(Recorded data)
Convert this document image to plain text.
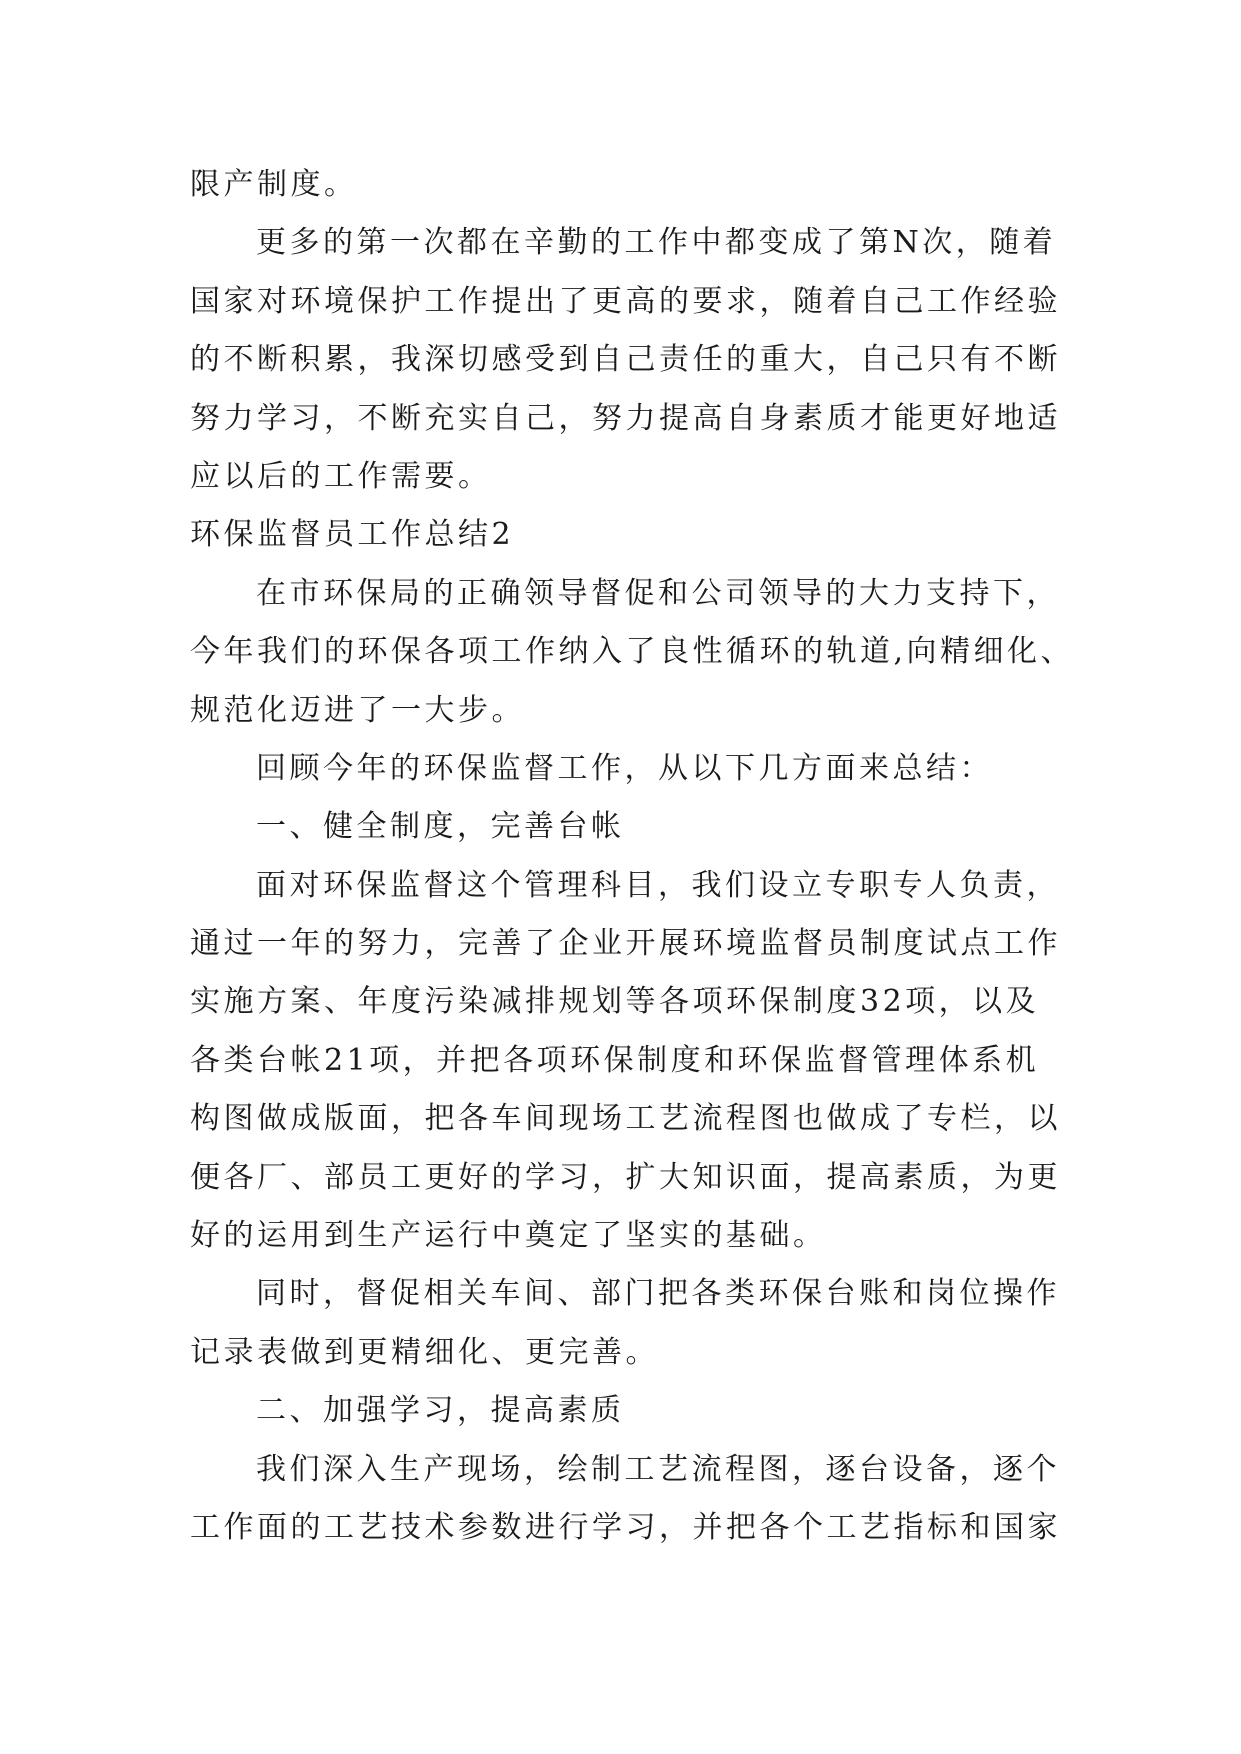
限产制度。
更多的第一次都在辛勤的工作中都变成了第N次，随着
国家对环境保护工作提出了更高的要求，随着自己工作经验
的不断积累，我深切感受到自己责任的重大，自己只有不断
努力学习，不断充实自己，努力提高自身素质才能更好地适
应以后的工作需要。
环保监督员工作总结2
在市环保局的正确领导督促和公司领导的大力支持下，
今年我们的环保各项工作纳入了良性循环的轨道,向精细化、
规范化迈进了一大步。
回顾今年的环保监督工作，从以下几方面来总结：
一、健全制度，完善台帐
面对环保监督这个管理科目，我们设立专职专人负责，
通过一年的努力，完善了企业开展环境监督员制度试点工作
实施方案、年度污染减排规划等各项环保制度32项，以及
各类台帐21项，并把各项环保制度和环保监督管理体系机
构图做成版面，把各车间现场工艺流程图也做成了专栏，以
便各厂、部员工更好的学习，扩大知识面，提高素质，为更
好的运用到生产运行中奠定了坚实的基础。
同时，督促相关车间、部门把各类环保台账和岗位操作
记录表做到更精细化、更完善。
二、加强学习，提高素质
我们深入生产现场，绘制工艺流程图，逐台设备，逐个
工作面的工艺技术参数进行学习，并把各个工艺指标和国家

Stated problem. List the lines that contain the word "提高素质".

Worked solution.
便各厂、部员工更好的学习，扩大知识面，提高素质，为更
二、加强学习，提高素质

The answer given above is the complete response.